Instructions to follow:
Repeat the lines below exactly as they appear, but leave out the images.

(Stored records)
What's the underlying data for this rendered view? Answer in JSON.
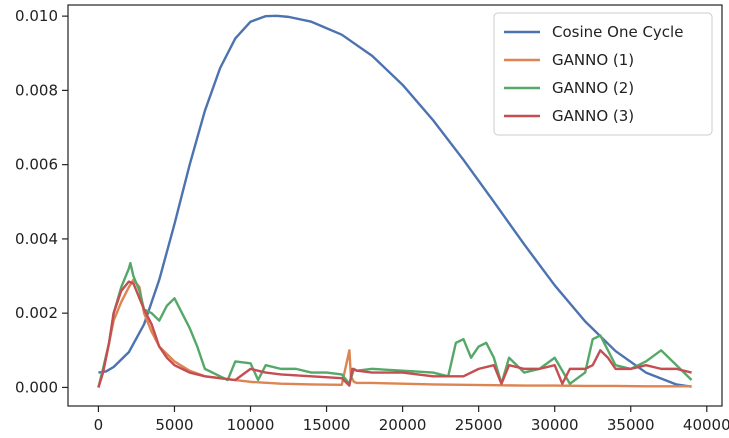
{
  "chart_data": {
    "type": "line",
    "title": "",
    "xlabel": "",
    "ylabel": "",
    "xlim": [
      -2000,
      41000
    ],
    "ylim": [
      -0.0005,
      0.0103
    ],
    "xticks": [
      0,
      5000,
      10000,
      15000,
      20000,
      25000,
      30000,
      35000,
      40000
    ],
    "yticks": [
      0.0,
      0.002,
      0.004,
      0.006,
      0.008,
      0.01
    ],
    "xtick_labels": [
      "0",
      "5000",
      "10000",
      "15000",
      "20000",
      "25000",
      "30000",
      "35000",
      "40000"
    ],
    "ytick_labels": [
      "0.000",
      "0.002",
      "0.004",
      "0.006",
      "0.008",
      "0.010"
    ],
    "grid": false,
    "legend_position": "top-right",
    "series": [
      {
        "name": "Cosine One Cycle",
        "color": "#4c72b0",
        "x": [
          0,
          500,
          1000,
          2000,
          3000,
          4000,
          5000,
          6000,
          7000,
          8000,
          9000,
          10000,
          11000,
          11700,
          12500,
          14000,
          16000,
          18000,
          20000,
          22000,
          24000,
          26000,
          28000,
          30000,
          32000,
          34000,
          36000,
          38000,
          39000
        ],
        "values": [
          0.0004,
          0.00043,
          0.00055,
          0.00095,
          0.0017,
          0.0029,
          0.0044,
          0.006,
          0.00745,
          0.0086,
          0.0094,
          0.00985,
          0.01,
          0.01001,
          0.00998,
          0.00985,
          0.0095,
          0.00893,
          0.00815,
          0.0072,
          0.00613,
          0.005,
          0.00385,
          0.00275,
          0.00178,
          0.00098,
          0.0004,
          8e-05,
          2e-05
        ]
      },
      {
        "name": "GANNO (1)",
        "color": "#dd8452",
        "x": [
          0,
          300,
          700,
          1000,
          1500,
          2000,
          2300,
          2700,
          3000,
          3500,
          4000,
          4500,
          5000,
          6000,
          7000,
          8000,
          9000,
          10000,
          12000,
          14000,
          16000,
          16500,
          16600,
          16800,
          17000,
          18000,
          20000,
          22000,
          24000,
          26000,
          28000,
          30000,
          32000,
          34000,
          36000,
          38000,
          39000
        ],
        "values": [
          0.0,
          0.0004,
          0.0012,
          0.0018,
          0.0023,
          0.0027,
          0.0029,
          0.0027,
          0.002,
          0.0015,
          0.0011,
          0.0009,
          0.0007,
          0.00045,
          0.0003,
          0.00025,
          0.0002,
          0.00015,
          0.0001,
          8e-05,
          7e-05,
          0.001,
          0.0003,
          0.00015,
          0.00012,
          0.00012,
          0.0001,
          8e-05,
          7e-05,
          6e-05,
          5e-05,
          5e-05,
          4e-05,
          4e-05,
          3e-05,
          3e-05,
          3e-05
        ]
      },
      {
        "name": "GANNO (2)",
        "color": "#55a868",
        "x": [
          0,
          300,
          700,
          1000,
          1500,
          2000,
          2100,
          2300,
          2700,
          3000,
          3500,
          4000,
          4500,
          5000,
          5500,
          6000,
          6500,
          7000,
          8000,
          8500,
          9000,
          10000,
          10500,
          11000,
          12000,
          13000,
          14000,
          15000,
          16000,
          16500,
          16800,
          17000,
          18000,
          20000,
          22000,
          23000,
          23500,
          24000,
          24500,
          25000,
          25500,
          26000,
          26500,
          27000,
          28000,
          29000,
          30000,
          31000,
          32000,
          32500,
          33000,
          33500,
          34000,
          35000,
          36000,
          37000,
          38000,
          39000
        ],
        "values": [
          0.0,
          0.0005,
          0.0012,
          0.002,
          0.0027,
          0.0032,
          0.00335,
          0.003,
          0.0026,
          0.0021,
          0.002,
          0.0018,
          0.0022,
          0.0024,
          0.002,
          0.0016,
          0.0011,
          0.0005,
          0.0003,
          0.0002,
          0.0007,
          0.00065,
          0.0002,
          0.0006,
          0.0005,
          0.0005,
          0.0004,
          0.0004,
          0.00035,
          0.0001,
          0.0005,
          0.00045,
          0.0005,
          0.00045,
          0.0004,
          0.0003,
          0.0012,
          0.0013,
          0.0008,
          0.0011,
          0.0012,
          0.0008,
          0.0001,
          0.0008,
          0.0004,
          0.0005,
          0.0008,
          0.0001,
          0.0004,
          0.0013,
          0.0014,
          0.001,
          0.0006,
          0.0005,
          0.0007,
          0.001,
          0.0006,
          0.0002
        ]
      },
      {
        "name": "GANNO (3)",
        "color": "#c44e52",
        "x": [
          0,
          300,
          700,
          1000,
          1500,
          2000,
          2300,
          2700,
          3000,
          3500,
          4000,
          4500,
          5000,
          5500,
          6000,
          7000,
          8000,
          9000,
          10000,
          11000,
          12000,
          14000,
          16000,
          16500,
          16700,
          17000,
          18000,
          20000,
          22000,
          24000,
          25000,
          26000,
          26500,
          27000,
          28000,
          29000,
          30000,
          30500,
          31000,
          32000,
          32500,
          33000,
          33500,
          34000,
          35000,
          36000,
          37000,
          38000,
          39000
        ],
        "values": [
          0.0,
          0.0004,
          0.0012,
          0.002,
          0.0026,
          0.00285,
          0.0028,
          0.0024,
          0.0021,
          0.0017,
          0.0011,
          0.0008,
          0.0006,
          0.0005,
          0.0004,
          0.0003,
          0.00025,
          0.0002,
          0.0005,
          0.0004,
          0.00035,
          0.0003,
          0.00025,
          5e-05,
          0.0005,
          0.00045,
          0.0004,
          0.0004,
          0.0003,
          0.0003,
          0.0005,
          0.0006,
          0.0001,
          0.0006,
          0.0005,
          0.0005,
          0.0006,
          0.0001,
          0.0005,
          0.0005,
          0.0006,
          0.001,
          0.0008,
          0.0005,
          0.0005,
          0.0006,
          0.0005,
          0.0005,
          0.0004
        ]
      }
    ]
  }
}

Output of the exercise:
What's the underlying data for this rendered view? Answer in JSON.
{
  "chart_data": {
    "type": "line",
    "title": "",
    "xlabel": "",
    "ylabel": "",
    "xlim": [
      -2000,
      41000
    ],
    "ylim": [
      -0.0005,
      0.0103
    ],
    "xticks": [
      0,
      5000,
      10000,
      15000,
      20000,
      25000,
      30000,
      35000,
      40000
    ],
    "yticks": [
      0.0,
      0.002,
      0.004,
      0.006,
      0.008,
      0.01
    ],
    "xtick_labels": [
      "0",
      "5000",
      "10000",
      "15000",
      "20000",
      "25000",
      "30000",
      "35000",
      "40000"
    ],
    "ytick_labels": [
      "0.000",
      "0.002",
      "0.004",
      "0.006",
      "0.008",
      "0.010"
    ],
    "grid": false,
    "legend_position": "top-right",
    "series": [
      {
        "name": "Cosine One Cycle",
        "color": "#4c72b0",
        "x": [
          0,
          500,
          1000,
          2000,
          3000,
          4000,
          5000,
          6000,
          7000,
          8000,
          9000,
          10000,
          11000,
          11700,
          12500,
          14000,
          16000,
          18000,
          20000,
          22000,
          24000,
          26000,
          28000,
          30000,
          32000,
          34000,
          36000,
          38000,
          39000
        ],
        "values": [
          0.0004,
          0.00043,
          0.00055,
          0.00095,
          0.0017,
          0.0029,
          0.0044,
          0.006,
          0.00745,
          0.0086,
          0.0094,
          0.00985,
          0.01,
          0.01001,
          0.00998,
          0.00985,
          0.0095,
          0.00893,
          0.00815,
          0.0072,
          0.00613,
          0.005,
          0.00385,
          0.00275,
          0.00178,
          0.00098,
          0.0004,
          8e-05,
          2e-05
        ]
      },
      {
        "name": "GANNO (1)",
        "color": "#dd8452",
        "x": [
          0,
          300,
          700,
          1000,
          1500,
          2000,
          2300,
          2700,
          3000,
          3500,
          4000,
          4500,
          5000,
          6000,
          7000,
          8000,
          9000,
          10000,
          12000,
          14000,
          16000,
          16500,
          16600,
          16800,
          17000,
          18000,
          20000,
          22000,
          24000,
          26000,
          28000,
          30000,
          32000,
          34000,
          36000,
          38000,
          39000
        ],
        "values": [
          0.0,
          0.0004,
          0.0012,
          0.0018,
          0.0023,
          0.0027,
          0.0029,
          0.0027,
          0.002,
          0.0015,
          0.0011,
          0.0009,
          0.0007,
          0.00045,
          0.0003,
          0.00025,
          0.0002,
          0.00015,
          0.0001,
          8e-05,
          7e-05,
          0.001,
          0.0003,
          0.00015,
          0.00012,
          0.00012,
          0.0001,
          8e-05,
          7e-05,
          6e-05,
          5e-05,
          5e-05,
          4e-05,
          4e-05,
          3e-05,
          3e-05,
          3e-05
        ]
      },
      {
        "name": "GANNO (2)",
        "color": "#55a868",
        "x": [
          0,
          300,
          700,
          1000,
          1500,
          2000,
          2100,
          2300,
          2700,
          3000,
          3500,
          4000,
          4500,
          5000,
          5500,
          6000,
          6500,
          7000,
          8000,
          8500,
          9000,
          10000,
          10500,
          11000,
          12000,
          13000,
          14000,
          15000,
          16000,
          16500,
          16800,
          17000,
          18000,
          20000,
          22000,
          23000,
          23500,
          24000,
          24500,
          25000,
          25500,
          26000,
          26500,
          27000,
          28000,
          29000,
          30000,
          31000,
          32000,
          32500,
          33000,
          33500,
          34000,
          35000,
          36000,
          37000,
          38000,
          39000
        ],
        "values": [
          0.0,
          0.0005,
          0.0012,
          0.002,
          0.0027,
          0.0032,
          0.00335,
          0.003,
          0.0026,
          0.0021,
          0.002,
          0.0018,
          0.0022,
          0.0024,
          0.002,
          0.0016,
          0.0011,
          0.0005,
          0.0003,
          0.0002,
          0.0007,
          0.00065,
          0.0002,
          0.0006,
          0.0005,
          0.0005,
          0.0004,
          0.0004,
          0.00035,
          0.0001,
          0.0005,
          0.00045,
          0.0005,
          0.00045,
          0.0004,
          0.0003,
          0.0012,
          0.0013,
          0.0008,
          0.0011,
          0.0012,
          0.0008,
          0.0001,
          0.0008,
          0.0004,
          0.0005,
          0.0008,
          0.0001,
          0.0004,
          0.0013,
          0.0014,
          0.001,
          0.0006,
          0.0005,
          0.0007,
          0.001,
          0.0006,
          0.0002
        ]
      },
      {
        "name": "GANNO (3)",
        "color": "#c44e52",
        "x": [
          0,
          300,
          700,
          1000,
          1500,
          2000,
          2300,
          2700,
          3000,
          3500,
          4000,
          4500,
          5000,
          5500,
          6000,
          7000,
          8000,
          9000,
          10000,
          11000,
          12000,
          14000,
          16000,
          16500,
          16700,
          17000,
          18000,
          20000,
          22000,
          24000,
          25000,
          26000,
          26500,
          27000,
          28000,
          29000,
          30000,
          30500,
          31000,
          32000,
          32500,
          33000,
          33500,
          34000,
          35000,
          36000,
          37000,
          38000,
          39000
        ],
        "values": [
          0.0,
          0.0004,
          0.0012,
          0.002,
          0.0026,
          0.00285,
          0.0028,
          0.0024,
          0.0021,
          0.0017,
          0.0011,
          0.0008,
          0.0006,
          0.0005,
          0.0004,
          0.0003,
          0.00025,
          0.0002,
          0.0005,
          0.0004,
          0.00035,
          0.0003,
          0.00025,
          5e-05,
          0.0005,
          0.00045,
          0.0004,
          0.0004,
          0.0003,
          0.0003,
          0.0005,
          0.0006,
          0.0001,
          0.0006,
          0.0005,
          0.0005,
          0.0006,
          0.0001,
          0.0005,
          0.0005,
          0.0006,
          0.001,
          0.0008,
          0.0005,
          0.0005,
          0.0006,
          0.0005,
          0.0005,
          0.0004
        ]
      }
    ]
  }
}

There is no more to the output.